• Short problem A:
In the virtual machine email below, what does an operating system communicate through when it wants to write to a hard drive?
• Short problem B:
Please print the part of the virtual machine email below starting with "[vox-tech] definition of" and going on through "virtual machine is?".

• Supplied passage:

[vox-tech] definition of a virtual machine

Peter Jay Salzman vox-tech@lists.lugod.org
Mon, 31 Mar 2003 16:30:49 -0800


begin Michael Wenk <wenk@praxis.homedns.org> 
> On Monday 31 March 2003 12:39 pm, Peter Jay Salzman wrote:
> > can someone tell me if this is a formally correct explanation of what a
> > virtual machine is?
> >
> > pete
> >
> >
> > A "real computer" provides an operating system many things, including a
> > CPU, I/O channels, memory, a BIOS to provide low level access to
> > motherboard and I/O resources, etc.  When an operating system wants to
> > write to a hard drive, it communicates through a device driver that
> > interfaces directly with the hardware device memory.
> >
> > However, it's possible to give a program all the hardware resources it
> > needs.  When it wants to access a hard drive, give it some memory to
> > write to.  When it wants to set an IRQ, give it some bogus instructions
> > that lets it think it set an IRQ.  If you do this correctly, then in
> > principle, there's no way for the application to know whether it's
> > really accessing hardware or tricked by being given resources which
> > simulate hardware.  A virtual machine is the environment which tricks
> > applications into believing they're running on a real computer.  It
> > provides all the services that a real computer would provide.

• Given data:
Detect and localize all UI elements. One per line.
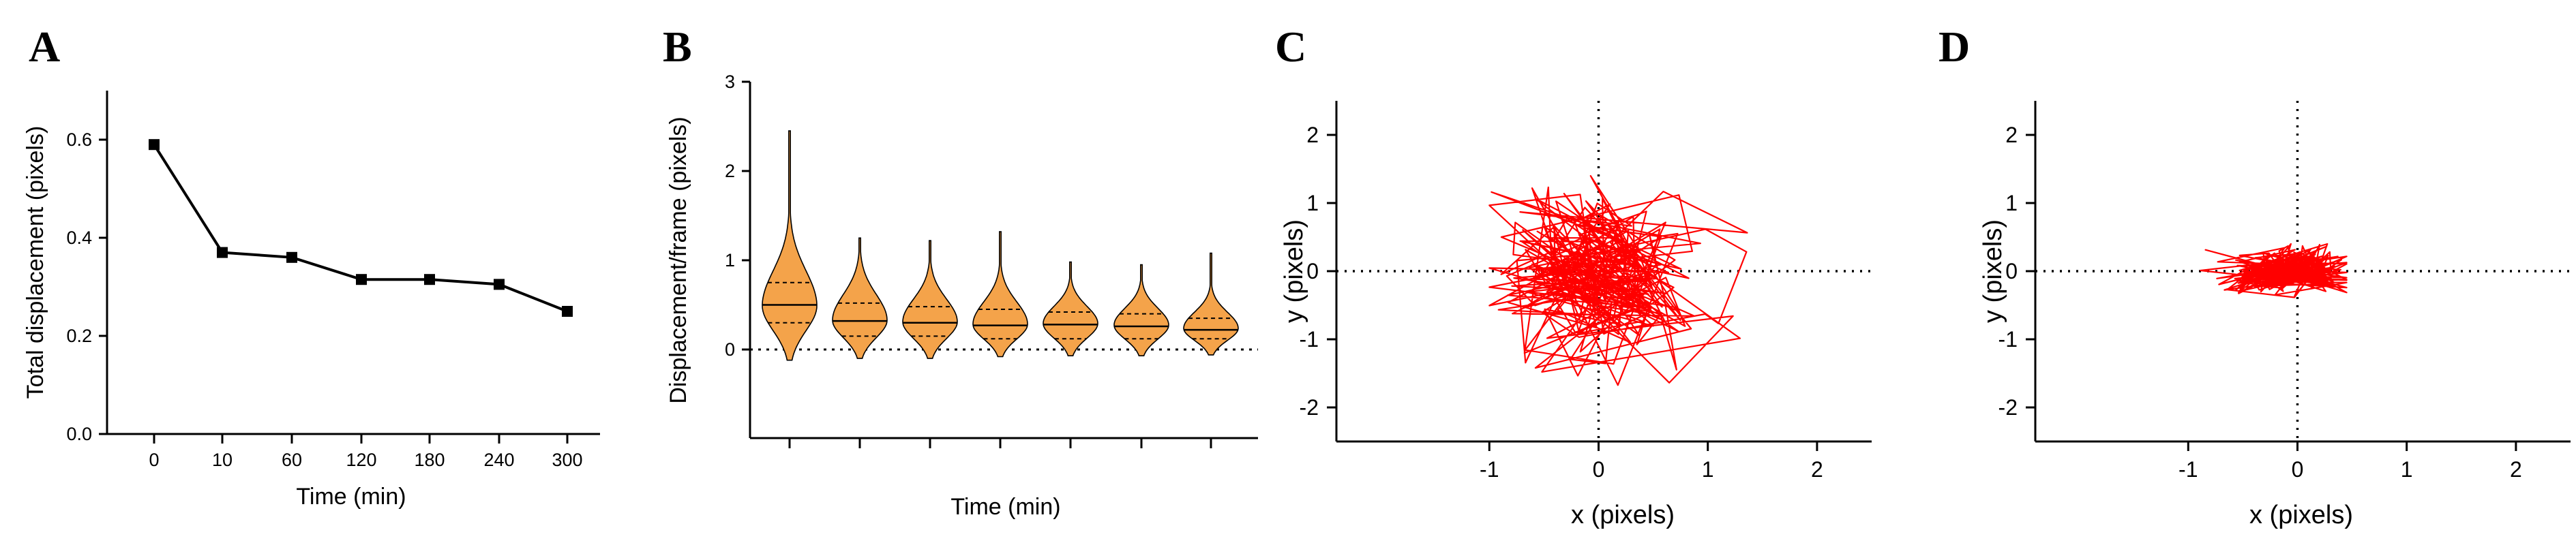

• Task output A:
A device driver that interfaces directly with the hardware device memory.

• Task output B:
[vox-tech] definition of a virtual machine

Peter Jay Salzman vox-tech@lists.lugod.org
Mon, 31 Mar 2003 16:30:49 -0800


begin Michael Wenk <wenk@praxis.homedns.org> 
> On Monday 31 March 2003 12:39 pm, Peter Jay Salzman wrote:
> > can someone tell me if this is a formally correct explanation of what a
> > virtual machine is?